◆ **Source data**:
___

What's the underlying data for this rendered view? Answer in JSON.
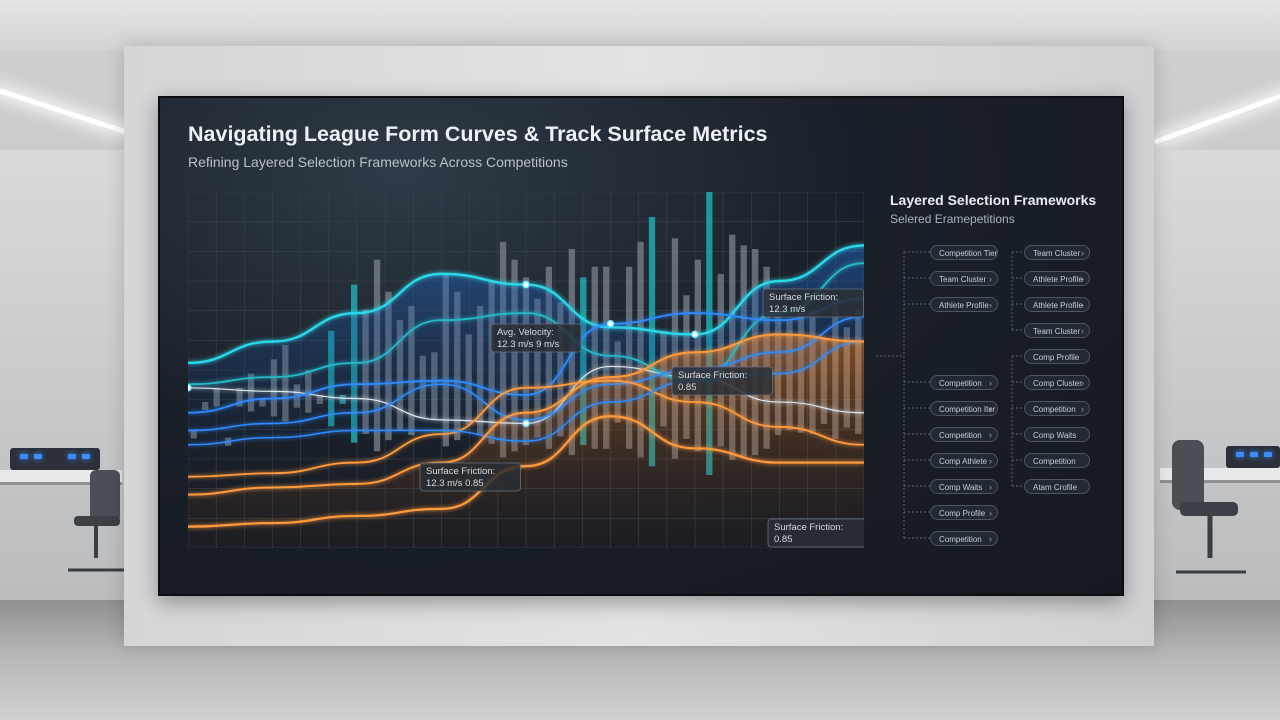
{
  "screen": {
    "title": "Navigating League Form Curves & Track Surface Metrics",
    "subtitle": "Refining Layered Selection Frameworks Across Competitions"
  },
  "sidebar": {
    "title": "Layered Selection Frameworks",
    "subtitle": "Selered Eramepetitions",
    "col1": [
      "Competition Tier",
      "Team Cluster",
      "Athlete Profile",
      "Competition",
      "Competition Iter",
      "Competition",
      "Comp Athlete",
      "Comp Waits",
      "Comp Profile",
      "Competition"
    ],
    "col2": [
      "Team Cluster",
      "Athlete Profile",
      "Athlete Profile",
      "Team Cluster",
      "Comp Profile",
      "Comp Cluster",
      "Competition",
      "Comp Waits",
      "Competition",
      "Atam Crofile"
    ]
  },
  "chart_data": {
    "type": "line",
    "title": "",
    "xlabel": "",
    "ylabel": "",
    "bars": [
      0.33,
      0.41,
      0.45,
      0.31,
      0.45,
      0.49,
      0.42,
      0.53,
      0.57,
      0.46,
      0.5,
      0.43,
      0.61,
      0.43,
      0.74,
      0.67,
      0.81,
      0.72,
      0.64,
      0.68,
      0.54,
      0.55,
      0.77,
      0.72,
      0.6,
      0.68,
      0.75,
      0.86,
      0.81,
      0.76,
      0.7,
      0.79,
      0.69,
      0.84,
      0.76,
      0.79,
      0.79,
      0.58,
      0.79,
      0.86,
      0.93,
      0.61,
      0.87,
      0.71,
      0.81,
      1,
      0.77,
      0.88,
      0.85,
      0.84,
      0.79,
      0.68,
      0.64,
      0.66,
      0.67,
      0.59,
      0.71,
      0.62,
      0.67
    ],
    "bar_highlight_indices": [
      12,
      13,
      14,
      34,
      40,
      45
    ],
    "series": [
      {
        "values": [
          0.45,
          0.44,
          0.42,
          0.36,
          0.35,
          0.51,
          0.48,
          0.41,
          0.38
        ]
      },
      {
        "values": [
          0.52,
          0.58,
          0.66,
          0.77,
          0.74,
          0.62,
          0.6,
          0.75,
          0.85
        ]
      },
      {
        "values": [
          0.46,
          0.48,
          0.52,
          0.64,
          0.66,
          0.54,
          0.47,
          0.66,
          0.8
        ]
      },
      {
        "values": [
          0.38,
          0.42,
          0.46,
          0.47,
          0.43,
          0.63,
          0.66,
          0.64,
          0.7
        ]
      },
      {
        "values": [
          0.33,
          0.35,
          0.38,
          0.46,
          0.36,
          0.46,
          0.5,
          0.55,
          0.65
        ]
      },
      {
        "values": [
          0.2,
          0.21,
          0.24,
          0.32,
          0.45,
          0.47,
          0.41,
          0.34,
          0.29
        ]
      },
      {
        "values": [
          0.29,
          0.31,
          0.33,
          0.33,
          0.3,
          0.41,
          0.47,
          0.49,
          0.58
        ]
      },
      {
        "values": [
          0.15,
          0.17,
          0.18,
          0.24,
          0.38,
          0.48,
          0.55,
          0.6,
          0.58
        ]
      },
      {
        "values": [
          0.06,
          0.07,
          0.09,
          0.11,
          0.23,
          0.37,
          0.28,
          0.24,
          0.24
        ]
      }
    ],
    "annotations": [
      {
        "lines": [
          "Avg. Velocity:",
          "12.3 m/s  9 m/s"
        ]
      },
      {
        "lines": [
          "Surface Friction:",
          "12.3 m/s"
        ]
      },
      {
        "lines": [
          "Surface Friction:",
          "0.85"
        ]
      },
      {
        "lines": [
          "Surface Friction:",
          "12.3 m/s    0.85"
        ]
      },
      {
        "lines": [
          "Surface Friction:",
          "0.85"
        ]
      }
    ],
    "colors": {
      "white": "#dfe7f1",
      "cyan": "#2ad8e8",
      "teal": "#27b9c8",
      "blue": "#2f8cff",
      "orange": "#ff9a3c",
      "bar": "#7c838c",
      "bar_highlight": "#1fa3a8"
    }
  }
}
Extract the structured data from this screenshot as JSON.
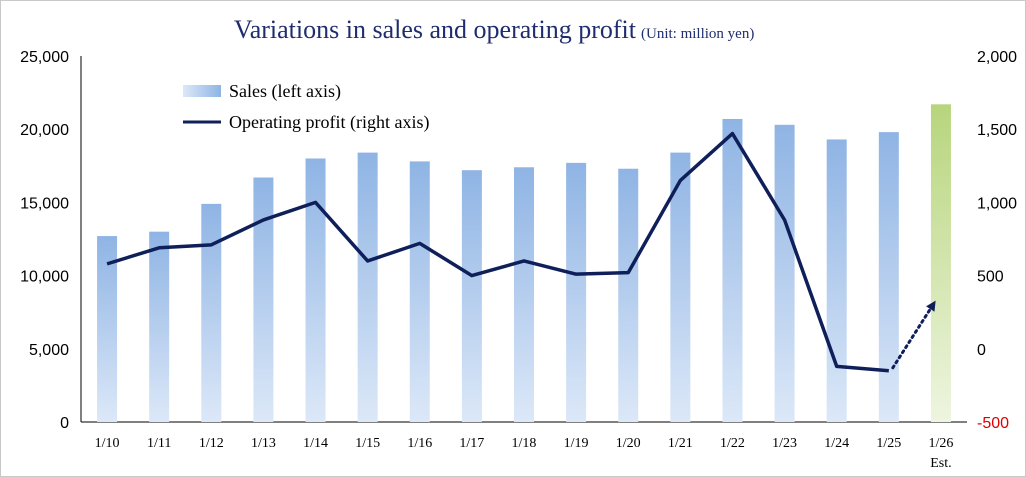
{
  "chart_data": {
    "type": "bar",
    "title": "Variations in sales and operating profit",
    "subtitle": "(Unit: million yen)",
    "categories": [
      "1/10",
      "1/11",
      "1/12",
      "1/13",
      "1/14",
      "1/15",
      "1/16",
      "1/17",
      "1/18",
      "1/19",
      "1/20",
      "1/21",
      "1/22",
      "1/23",
      "1/24",
      "1/25",
      "1/26"
    ],
    "category_sublabels": {
      "1/26": "Est."
    },
    "series": [
      {
        "name": "Sales (left axis)",
        "type": "bar",
        "axis": "left",
        "values": [
          12700,
          13000,
          14900,
          16700,
          18000,
          18400,
          17800,
          17200,
          17400,
          17700,
          17300,
          18400,
          20700,
          20300,
          19300,
          19800,
          21700
        ],
        "color": "#8fb4e4",
        "estimate_color": "#b7d57c"
      },
      {
        "name": "Operating profit (right axis)",
        "type": "line",
        "axis": "right",
        "values": [
          580,
          690,
          710,
          880,
          1000,
          600,
          720,
          500,
          600,
          510,
          520,
          1150,
          1470,
          880,
          -120,
          -150,
          null
        ],
        "estimate": {
          "from": "1/25",
          "to": "1/26",
          "from_value": -150,
          "to_value": 300,
          "style": "dotted-arrow"
        },
        "color": "#0f1f5a"
      }
    ],
    "y_left": {
      "min": 0,
      "max": 25000,
      "ticks": [
        "0",
        "5,000",
        "10,000",
        "15,000",
        "20,000",
        "25,000"
      ],
      "tick_values": [
        0,
        5000,
        10000,
        15000,
        20000,
        25000
      ]
    },
    "y_right": {
      "min": -500,
      "max": 2000,
      "ticks": [
        "-500",
        "0",
        "500",
        "1,000",
        "1,500",
        "2,000"
      ],
      "tick_values": [
        -500,
        0,
        500,
        1000,
        1500,
        2000
      ]
    },
    "legend_position": "top-left",
    "grid": false
  }
}
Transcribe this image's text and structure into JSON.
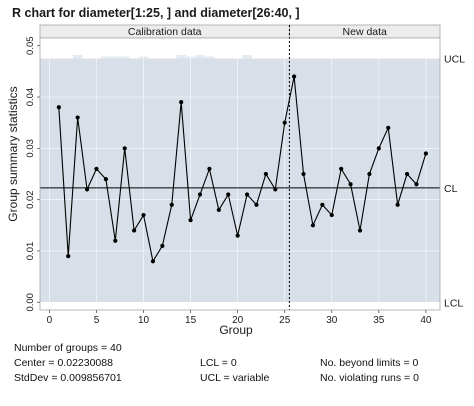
{
  "chart_data": {
    "type": "line",
    "title": "R chart for diameter[1:25, ] and diameter[26:40, ]",
    "xlabel": "Group",
    "ylabel": "Group summary statistics",
    "xlim": [
      -1,
      41.5
    ],
    "ylim": [
      -0.0015,
      0.0515
    ],
    "xticks": [
      0,
      5,
      10,
      15,
      20,
      25,
      30,
      35,
      40
    ],
    "xtick_labels": [
      "0",
      "5",
      "10",
      "15",
      "20",
      "25",
      "30",
      "35",
      "40"
    ],
    "yticks": [
      0.0,
      0.01,
      0.02,
      0.03,
      0.04,
      0.05
    ],
    "ytick_labels": [
      "0.00",
      "0.01",
      "0.02",
      "0.03",
      "0.04",
      "0.05"
    ],
    "sections": [
      {
        "label": "Calibration data",
        "from": 1,
        "to": 25
      },
      {
        "label": "New data",
        "from": 26,
        "to": 40
      }
    ],
    "split_at": 25.5,
    "center": 0.0223,
    "lcl": 0,
    "ucl": 0.0475,
    "ucl_steps": [
      {
        "x": 1,
        "v": 0.0475
      },
      {
        "x": 2,
        "v": 0.0475
      },
      {
        "x": 3,
        "v": 0.0482
      },
      {
        "x": 4,
        "v": 0.0475
      },
      {
        "x": 5,
        "v": 0.0475
      },
      {
        "x": 6,
        "v": 0.0479
      },
      {
        "x": 7,
        "v": 0.0479
      },
      {
        "x": 8,
        "v": 0.0479
      },
      {
        "x": 9,
        "v": 0.0475
      },
      {
        "x": 10,
        "v": 0.0479
      },
      {
        "x": 11,
        "v": 0.0475
      },
      {
        "x": 12,
        "v": 0.0475
      },
      {
        "x": 13,
        "v": 0.0475
      },
      {
        "x": 14,
        "v": 0.0482
      },
      {
        "x": 15,
        "v": 0.0479
      },
      {
        "x": 16,
        "v": 0.0482
      },
      {
        "x": 17,
        "v": 0.0479
      },
      {
        "x": 18,
        "v": 0.0475
      },
      {
        "x": 19,
        "v": 0.0475
      },
      {
        "x": 20,
        "v": 0.0475
      },
      {
        "x": 21,
        "v": 0.0482
      },
      {
        "x": 22,
        "v": 0.0475
      },
      {
        "x": 23,
        "v": 0.0475
      },
      {
        "x": 24,
        "v": 0.0475
      },
      {
        "x": 25,
        "v": 0.0475
      }
    ],
    "limit_labels": {
      "ucl": "UCL",
      "cl": "CL",
      "lcl": "LCL"
    },
    "series": [
      {
        "x": [
          1,
          2,
          3,
          4,
          5,
          6,
          7,
          8,
          9,
          10,
          11,
          12,
          13,
          14,
          15,
          16,
          17,
          18,
          19,
          20,
          21,
          22,
          23,
          24,
          25,
          26,
          27,
          28,
          29,
          30,
          31,
          32,
          33,
          34,
          35,
          36,
          37,
          38,
          39,
          40
        ],
        "values": [
          0.038,
          0.009,
          0.036,
          0.022,
          0.026,
          0.024,
          0.012,
          0.03,
          0.014,
          0.017,
          0.008,
          0.011,
          0.019,
          0.039,
          0.016,
          0.021,
          0.026,
          0.018,
          0.021,
          0.013,
          0.021,
          0.019,
          0.025,
          0.022,
          0.035,
          0.044,
          0.025,
          0.015,
          0.019,
          0.017,
          0.026,
          0.023,
          0.014,
          0.025,
          0.03,
          0.034,
          0.019,
          0.025,
          0.023,
          0.029
        ]
      }
    ],
    "grid": true,
    "colors": {
      "band": "#d8dfe9",
      "ucl_step": "#e6e9ef",
      "line": "#000000",
      "frame": "#a6a6a6"
    }
  },
  "stats": {
    "groups": "Number of groups = 40",
    "center": "Center = 0.02230088",
    "stddev": "StdDev = 0.009856701",
    "lcl": "LCL = 0",
    "ucl": "UCL = variable",
    "beyond": "No. beyond limits = 0",
    "violating": "No. violating runs = 0"
  }
}
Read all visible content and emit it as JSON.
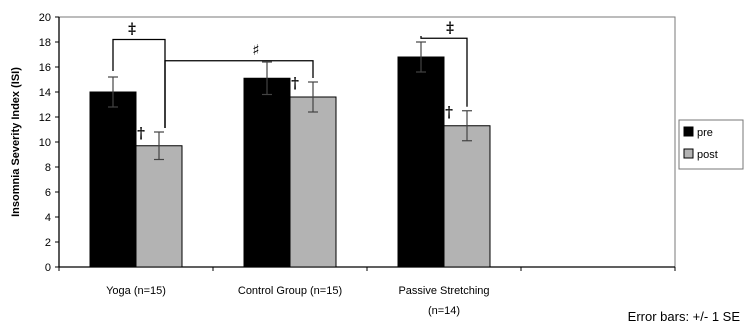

___

◆ **Goal**: Read the entries and show each line that mentions "ylabel".

◆ **Task output**:
    "ylabel": "",
    "ylabel": "Group summary statistics",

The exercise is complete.